> [GIVEN INSTRUCTION]: Check every line of the entries for "ордовикской", and copy the lines that hold it.

> [GIVEN DATA]:
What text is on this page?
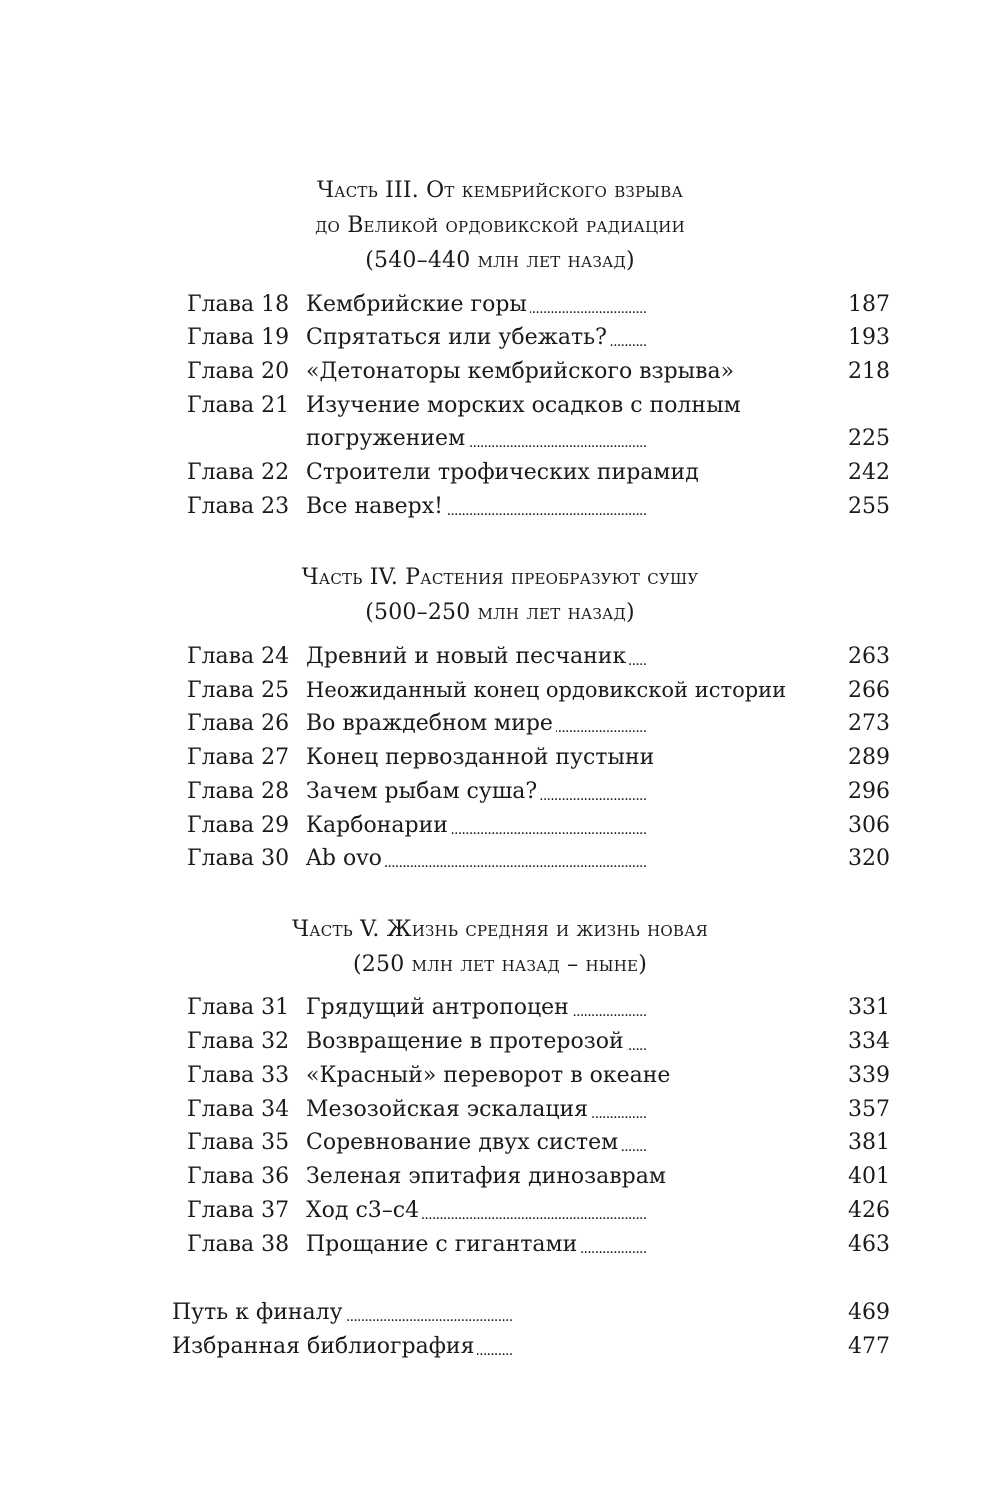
Часть III. От кембрийского взрыва
до Великой ордовикской радиации
(540–440 млн лет назад)
Глава 18 Кембрийские горы . . .	187
Глава 19 Спрятаться или убежать? . . .	193
Глава 20 «Детонаторы кембрийского взрыва» . . .	218
Глава 21 Изучение морских осадков с полным
погружением . . .	225
Глава 22 Строители трофических пирамид . . .	242
Глава 23 Все наверх! . . .	255
Часть IV. Растения преобразуют сушу
(500–250 млн лет назад)
Глава 24 Древний и новый песчаник . . .	263
Глава 25 Неожиданный конец ордовикской истории . . .	266
Глава 26 Во враждебном мире . . .	273
Глава 27 Конец первозданной пустыни . . .	289
Глава 28 Зачем рыбам суша? . . .	296
Глава 29 Карбонарии . . .	306
Глава 30 Ab ovo . . .	320
Часть V. Жизнь средняя и жизнь новая
(250 млн лет назад – ныне)
Глава 31 Грядущий антропоцен . . .	331
Глава 32 Возвращение в протерозой . . .	334
Глава 33 «Красный» переворот в океане . . .	339
Глава 34 Мезозойская эскалация . . .	357
Глава 35 Соревнование двух систем . . .	381
Глава 36 Зеленая эпитафия динозаврам . . .	401
Глава 37 Ход c3–c4 . . .	426
Глава 38 Прощание с гигантами . . .	463
Путь к финалу . . .	469
Избранная библиография . . .	477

> [EXERCISE ANSWER]:
до Великой ордовикской радиации
Глава 25 Неожиданный конец ордовикской истории . . .	266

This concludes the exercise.